» **GIVEN TASK**
Output the data exactly, with every line intact.

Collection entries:
- - -
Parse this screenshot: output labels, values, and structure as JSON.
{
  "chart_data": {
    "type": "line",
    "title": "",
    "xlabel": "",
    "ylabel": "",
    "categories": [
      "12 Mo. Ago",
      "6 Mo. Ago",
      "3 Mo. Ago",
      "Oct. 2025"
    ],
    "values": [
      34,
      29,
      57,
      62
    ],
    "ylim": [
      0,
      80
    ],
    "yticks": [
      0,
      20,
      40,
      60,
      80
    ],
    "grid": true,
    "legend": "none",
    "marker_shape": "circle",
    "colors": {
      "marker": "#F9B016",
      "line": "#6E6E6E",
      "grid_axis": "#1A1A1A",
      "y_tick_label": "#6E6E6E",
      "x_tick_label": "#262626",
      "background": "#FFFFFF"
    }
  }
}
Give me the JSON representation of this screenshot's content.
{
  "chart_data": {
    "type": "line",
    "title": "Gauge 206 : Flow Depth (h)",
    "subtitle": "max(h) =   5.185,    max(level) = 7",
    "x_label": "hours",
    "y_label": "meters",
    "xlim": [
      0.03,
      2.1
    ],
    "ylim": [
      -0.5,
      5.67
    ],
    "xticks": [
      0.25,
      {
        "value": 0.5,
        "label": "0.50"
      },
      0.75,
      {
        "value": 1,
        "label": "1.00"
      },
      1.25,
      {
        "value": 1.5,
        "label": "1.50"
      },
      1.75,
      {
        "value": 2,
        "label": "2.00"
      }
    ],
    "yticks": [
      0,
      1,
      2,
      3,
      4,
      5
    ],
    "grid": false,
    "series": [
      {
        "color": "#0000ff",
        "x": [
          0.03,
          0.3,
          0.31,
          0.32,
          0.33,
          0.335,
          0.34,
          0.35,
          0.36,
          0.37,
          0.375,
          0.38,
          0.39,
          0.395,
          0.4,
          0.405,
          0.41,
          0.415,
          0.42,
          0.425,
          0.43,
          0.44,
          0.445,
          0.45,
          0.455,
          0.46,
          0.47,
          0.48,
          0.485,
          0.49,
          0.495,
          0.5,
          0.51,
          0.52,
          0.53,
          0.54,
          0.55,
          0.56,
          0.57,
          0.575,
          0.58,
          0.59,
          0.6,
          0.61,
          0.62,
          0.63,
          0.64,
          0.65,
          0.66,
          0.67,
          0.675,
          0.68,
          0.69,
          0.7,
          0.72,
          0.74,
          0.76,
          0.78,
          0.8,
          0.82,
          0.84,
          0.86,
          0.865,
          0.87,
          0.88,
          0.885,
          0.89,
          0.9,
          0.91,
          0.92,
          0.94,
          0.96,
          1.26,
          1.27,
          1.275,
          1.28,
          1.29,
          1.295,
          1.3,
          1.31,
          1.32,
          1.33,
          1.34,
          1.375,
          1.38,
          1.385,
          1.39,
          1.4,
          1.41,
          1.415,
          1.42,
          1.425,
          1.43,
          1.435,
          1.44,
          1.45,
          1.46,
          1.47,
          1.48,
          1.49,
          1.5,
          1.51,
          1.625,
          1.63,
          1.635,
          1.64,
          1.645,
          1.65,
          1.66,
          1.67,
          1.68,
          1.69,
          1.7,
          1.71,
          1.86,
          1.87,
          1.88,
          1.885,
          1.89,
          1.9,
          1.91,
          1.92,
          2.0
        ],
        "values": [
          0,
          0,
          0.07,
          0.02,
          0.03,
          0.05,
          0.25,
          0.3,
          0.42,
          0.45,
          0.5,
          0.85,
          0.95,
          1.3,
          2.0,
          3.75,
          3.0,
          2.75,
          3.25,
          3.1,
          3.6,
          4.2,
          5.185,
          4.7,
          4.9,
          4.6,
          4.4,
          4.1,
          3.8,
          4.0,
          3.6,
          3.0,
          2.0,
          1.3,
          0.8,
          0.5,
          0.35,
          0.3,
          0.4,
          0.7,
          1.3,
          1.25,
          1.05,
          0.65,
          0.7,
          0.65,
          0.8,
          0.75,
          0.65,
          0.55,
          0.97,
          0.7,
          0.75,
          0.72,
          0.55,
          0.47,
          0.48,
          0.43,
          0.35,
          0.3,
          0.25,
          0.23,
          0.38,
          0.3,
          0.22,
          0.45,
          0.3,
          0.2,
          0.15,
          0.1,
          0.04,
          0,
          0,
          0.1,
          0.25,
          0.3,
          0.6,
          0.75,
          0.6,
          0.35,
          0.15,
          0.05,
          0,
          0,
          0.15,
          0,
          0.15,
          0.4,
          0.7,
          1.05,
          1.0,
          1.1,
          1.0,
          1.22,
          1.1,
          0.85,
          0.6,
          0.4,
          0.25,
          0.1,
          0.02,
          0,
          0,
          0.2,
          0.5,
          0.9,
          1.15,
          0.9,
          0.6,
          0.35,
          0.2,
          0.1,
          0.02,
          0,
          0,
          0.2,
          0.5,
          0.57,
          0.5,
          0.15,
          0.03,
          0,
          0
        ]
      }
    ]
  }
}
- - -
» **COMPLETED TASK**
Parse this screenshot: output labels, values, and structure as JSON.
{
  "chart_data": {
    "type": "line",
    "title": "",
    "xlabel": "",
    "ylabel": "",
    "categories": [
      "12 Mo. Ago",
      "6 Mo. Ago",
      "3 Mo. Ago",
      "Oct. 2025"
    ],
    "values": [
      34,
      29,
      57,
      62
    ],
    "ylim": [
      0,
      80
    ],
    "yticks": [
      0,
      20,
      40,
      60,
      80
    ],
    "grid": true,
    "legend": "none",
    "marker_shape": "circle",
    "colors": {
      "marker": "#F9B016",
      "line": "#6E6E6E",
      "grid_axis": "#1A1A1A",
      "y_tick_label": "#6E6E6E",
      "x_tick_label": "#262626",
      "background": "#FFFFFF"
    }
  }
}
Give me the JSON representation of this screenshot's content.
{
  "chart_data": {
    "type": "line",
    "title": "Gauge 206 : Flow Depth (h)",
    "subtitle": "max(h) =   5.185,    max(level) = 7",
    "x_label": "hours",
    "y_label": "meters",
    "xlim": [
      0.03,
      2.1
    ],
    "ylim": [
      -0.5,
      5.67
    ],
    "xticks": [
      0.25,
      {
        "value": 0.5,
        "label": "0.50"
      },
      0.75,
      {
        "value": 1,
        "label": "1.00"
      },
      1.25,
      {
        "value": 1.5,
        "label": "1.50"
      },
      1.75,
      {
        "value": 2,
        "label": "2.00"
      }
    ],
    "yticks": [
      0,
      1,
      2,
      3,
      4,
      5
    ],
    "grid": false,
    "series": [
      {
        "color": "#0000ff",
        "x": [
          0.03,
          0.3,
          0.31,
          0.32,
          0.33,
          0.335,
          0.34,
          0.35,
          0.36,
          0.37,
          0.375,
          0.38,
          0.39,
          0.395,
          0.4,
          0.405,
          0.41,
          0.415,
          0.42,
          0.425,
          0.43,
          0.44,
          0.445,
          0.45,
          0.455,
          0.46,
          0.47,
          0.48,
          0.485,
          0.49,
          0.495,
          0.5,
          0.51,
          0.52,
          0.53,
          0.54,
          0.55,
          0.56,
          0.57,
          0.575,
          0.58,
          0.59,
          0.6,
          0.61,
          0.62,
          0.63,
          0.64,
          0.65,
          0.66,
          0.67,
          0.675,
          0.68,
          0.69,
          0.7,
          0.72,
          0.74,
          0.76,
          0.78,
          0.8,
          0.82,
          0.84,
          0.86,
          0.865,
          0.87,
          0.88,
          0.885,
          0.89,
          0.9,
          0.91,
          0.92,
          0.94,
          0.96,
          1.26,
          1.27,
          1.275,
          1.28,
          1.29,
          1.295,
          1.3,
          1.31,
          1.32,
          1.33,
          1.34,
          1.375,
          1.38,
          1.385,
          1.39,
          1.4,
          1.41,
          1.415,
          1.42,
          1.425,
          1.43,
          1.435,
          1.44,
          1.45,
          1.46,
          1.47,
          1.48,
          1.49,
          1.5,
          1.51,
          1.625,
          1.63,
          1.635,
          1.64,
          1.645,
          1.65,
          1.66,
          1.67,
          1.68,
          1.69,
          1.7,
          1.71,
          1.86,
          1.87,
          1.88,
          1.885,
          1.89,
          1.9,
          1.91,
          1.92,
          2.0
        ],
        "values": [
          0,
          0,
          0.07,
          0.02,
          0.03,
          0.05,
          0.25,
          0.3,
          0.42,
          0.45,
          0.5,
          0.85,
          0.95,
          1.3,
          2.0,
          3.75,
          3.0,
          2.75,
          3.25,
          3.1,
          3.6,
          4.2,
          5.185,
          4.7,
          4.9,
          4.6,
          4.4,
          4.1,
          3.8,
          4.0,
          3.6,
          3.0,
          2.0,
          1.3,
          0.8,
          0.5,
          0.35,
          0.3,
          0.4,
          0.7,
          1.3,
          1.25,
          1.05,
          0.65,
          0.7,
          0.65,
          0.8,
          0.75,
          0.65,
          0.55,
          0.97,
          0.7,
          0.75,
          0.72,
          0.55,
          0.47,
          0.48,
          0.43,
          0.35,
          0.3,
          0.25,
          0.23,
          0.38,
          0.3,
          0.22,
          0.45,
          0.3,
          0.2,
          0.15,
          0.1,
          0.04,
          0,
          0,
          0.1,
          0.25,
          0.3,
          0.6,
          0.75,
          0.6,
          0.35,
          0.15,
          0.05,
          0,
          0,
          0.15,
          0,
          0.15,
          0.4,
          0.7,
          1.05,
          1.0,
          1.1,
          1.0,
          1.22,
          1.1,
          0.85,
          0.6,
          0.4,
          0.25,
          0.1,
          0.02,
          0,
          0,
          0.2,
          0.5,
          0.9,
          1.15,
          0.9,
          0.6,
          0.35,
          0.2,
          0.1,
          0.02,
          0,
          0,
          0.2,
          0.5,
          0.57,
          0.5,
          0.15,
          0.03,
          0,
          0
        ]
      }
    ]
  }
}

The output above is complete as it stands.